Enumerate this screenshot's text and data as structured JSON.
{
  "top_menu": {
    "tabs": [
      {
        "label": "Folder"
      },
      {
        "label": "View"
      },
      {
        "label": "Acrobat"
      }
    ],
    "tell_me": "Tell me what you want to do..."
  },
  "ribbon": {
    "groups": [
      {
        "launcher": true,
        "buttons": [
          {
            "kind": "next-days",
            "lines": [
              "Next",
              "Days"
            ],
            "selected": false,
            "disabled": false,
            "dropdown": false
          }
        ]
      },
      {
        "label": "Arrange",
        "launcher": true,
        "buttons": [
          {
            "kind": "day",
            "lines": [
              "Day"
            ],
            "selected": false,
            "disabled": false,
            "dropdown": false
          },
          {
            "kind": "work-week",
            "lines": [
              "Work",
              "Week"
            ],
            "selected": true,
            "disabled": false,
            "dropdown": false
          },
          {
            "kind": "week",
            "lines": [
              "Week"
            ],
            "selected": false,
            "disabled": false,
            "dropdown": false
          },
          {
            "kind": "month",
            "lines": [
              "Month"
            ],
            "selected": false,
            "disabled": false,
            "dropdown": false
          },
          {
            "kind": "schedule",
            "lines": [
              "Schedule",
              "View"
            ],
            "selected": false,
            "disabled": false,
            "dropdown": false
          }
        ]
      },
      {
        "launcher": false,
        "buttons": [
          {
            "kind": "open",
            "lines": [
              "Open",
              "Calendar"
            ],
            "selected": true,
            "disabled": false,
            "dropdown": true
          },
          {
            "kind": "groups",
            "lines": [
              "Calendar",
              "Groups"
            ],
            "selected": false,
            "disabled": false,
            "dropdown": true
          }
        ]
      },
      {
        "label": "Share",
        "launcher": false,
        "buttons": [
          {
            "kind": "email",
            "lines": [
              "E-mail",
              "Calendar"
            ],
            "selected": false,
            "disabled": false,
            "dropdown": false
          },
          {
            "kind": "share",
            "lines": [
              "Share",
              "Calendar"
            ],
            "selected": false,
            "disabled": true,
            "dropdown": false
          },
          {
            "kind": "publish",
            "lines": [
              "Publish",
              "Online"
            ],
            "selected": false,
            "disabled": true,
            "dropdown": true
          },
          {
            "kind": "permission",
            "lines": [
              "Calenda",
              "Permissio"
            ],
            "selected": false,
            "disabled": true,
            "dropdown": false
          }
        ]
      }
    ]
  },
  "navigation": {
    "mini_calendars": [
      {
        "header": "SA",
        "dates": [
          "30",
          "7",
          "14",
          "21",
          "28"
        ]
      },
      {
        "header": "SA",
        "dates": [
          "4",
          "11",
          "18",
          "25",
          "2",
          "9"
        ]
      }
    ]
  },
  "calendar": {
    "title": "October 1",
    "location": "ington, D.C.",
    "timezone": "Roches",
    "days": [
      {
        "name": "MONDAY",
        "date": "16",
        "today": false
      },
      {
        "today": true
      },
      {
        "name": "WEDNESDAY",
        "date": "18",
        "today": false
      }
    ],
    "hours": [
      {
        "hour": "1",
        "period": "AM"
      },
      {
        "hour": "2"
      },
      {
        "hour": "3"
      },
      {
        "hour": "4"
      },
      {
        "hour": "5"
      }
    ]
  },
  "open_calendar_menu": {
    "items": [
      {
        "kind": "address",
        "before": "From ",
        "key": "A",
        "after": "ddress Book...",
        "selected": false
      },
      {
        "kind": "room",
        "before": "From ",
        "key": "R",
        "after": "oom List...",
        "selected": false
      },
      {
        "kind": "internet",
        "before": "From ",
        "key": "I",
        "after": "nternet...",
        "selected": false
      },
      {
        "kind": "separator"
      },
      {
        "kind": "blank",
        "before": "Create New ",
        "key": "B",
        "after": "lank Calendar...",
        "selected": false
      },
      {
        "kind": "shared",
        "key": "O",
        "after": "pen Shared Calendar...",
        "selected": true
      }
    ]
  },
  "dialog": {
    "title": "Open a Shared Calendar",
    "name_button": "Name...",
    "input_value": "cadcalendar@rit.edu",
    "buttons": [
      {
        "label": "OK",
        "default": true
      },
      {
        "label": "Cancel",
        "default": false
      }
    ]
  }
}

#####

# EXERCISE DESCRIPTION
Every entry must be output again, exactly as written above.

# WRITTEN ANSWER
Enumerate this screenshot's text and data as structured JSON.
{
  "top_menu": {
    "tabs": [
      {
        "label": "Folder"
      },
      {
        "label": "View"
      },
      {
        "label": "Acrobat"
      }
    ],
    "tell_me": "Tell me what you want to do..."
  },
  "ribbon": {
    "groups": [
      {
        "launcher": true,
        "buttons": [
          {
            "kind": "next-days",
            "lines": [
              "Next",
              "Days"
            ],
            "selected": false,
            "disabled": false,
            "dropdown": false
          }
        ]
      },
      {
        "label": "Arrange",
        "launcher": true,
        "buttons": [
          {
            "kind": "day",
            "lines": [
              "Day"
            ],
            "selected": false,
            "disabled": false,
            "dropdown": false
          },
          {
            "kind": "work-week",
            "lines": [
              "Work",
              "Week"
            ],
            "selected": true,
            "disabled": false,
            "dropdown": false
          },
          {
            "kind": "week",
            "lines": [
              "Week"
            ],
            "selected": false,
            "disabled": false,
            "dropdown": false
          },
          {
            "kind": "month",
            "lines": [
              "Month"
            ],
            "selected": false,
            "disabled": false,
            "dropdown": false
          },
          {
            "kind": "schedule",
            "lines": [
              "Schedule",
              "View"
            ],
            "selected": false,
            "disabled": false,
            "dropdown": false
          }
        ]
      },
      {
        "launcher": false,
        "buttons": [
          {
            "kind": "open",
            "lines": [
              "Open",
              "Calendar"
            ],
            "selected": true,
            "disabled": false,
            "dropdown": true
          },
          {
            "kind": "groups",
            "lines": [
              "Calendar",
              "Groups"
            ],
            "selected": false,
            "disabled": false,
            "dropdown": true
          }
        ]
      },
      {
        "label": "Share",
        "launcher": false,
        "buttons": [
          {
            "kind": "email",
            "lines": [
              "E-mail",
              "Calendar"
            ],
            "selected": false,
            "disabled": false,
            "dropdown": false
          },
          {
            "kind": "share",
            "lines": [
              "Share",
              "Calendar"
            ],
            "selected": false,
            "disabled": true,
            "dropdown": false
          },
          {
            "kind": "publish",
            "lines": [
              "Publish",
              "Online"
            ],
            "selected": false,
            "disabled": true,
            "dropdown": true
          },
          {
            "kind": "permission",
            "lines": [
              "Calenda",
              "Permissio"
            ],
            "selected": false,
            "disabled": true,
            "dropdown": false
          }
        ]
      }
    ]
  },
  "navigation": {
    "mini_calendars": [
      {
        "header": "SA",
        "dates": [
          "30",
          "7",
          "14",
          "21",
          "28"
        ]
      },
      {
        "header": "SA",
        "dates": [
          "4",
          "11",
          "18",
          "25",
          "2",
          "9"
        ]
      }
    ]
  },
  "calendar": {
    "title": "October 1",
    "location": "ington, D.C.",
    "timezone": "Roches",
    "days": [
      {
        "name": "MONDAY",
        "date": "16",
        "today": false
      },
      {
        "today": true
      },
      {
        "name": "WEDNESDAY",
        "date": "18",
        "today": false
      }
    ],
    "hours": [
      {
        "hour": "1",
        "period": "AM"
      },
      {
        "hour": "2"
      },
      {
        "hour": "3"
      },
      {
        "hour": "4"
      },
      {
        "hour": "5"
      }
    ]
  },
  "open_calendar_menu": {
    "items": [
      {
        "kind": "address",
        "before": "From ",
        "key": "A",
        "after": "ddress Book...",
        "selected": false
      },
      {
        "kind": "room",
        "before": "From ",
        "key": "R",
        "after": "oom List...",
        "selected": false
      },
      {
        "kind": "internet",
        "before": "From ",
        "key": "I",
        "after": "nternet...",
        "selected": false
      },
      {
        "kind": "separator"
      },
      {
        "kind": "blank",
        "before": "Create New ",
        "key": "B",
        "after": "lank Calendar...",
        "selected": false
      },
      {
        "kind": "shared",
        "key": "O",
        "after": "pen Shared Calendar...",
        "selected": true
      }
    ]
  },
  "dialog": {
    "title": "Open a Shared Calendar",
    "name_button": "Name...",
    "input_value": "cadcalendar@rit.edu",
    "buttons": [
      {
        "label": "OK",
        "default": true
      },
      {
        "label": "Cancel",
        "default": false
      }
    ]
  }
}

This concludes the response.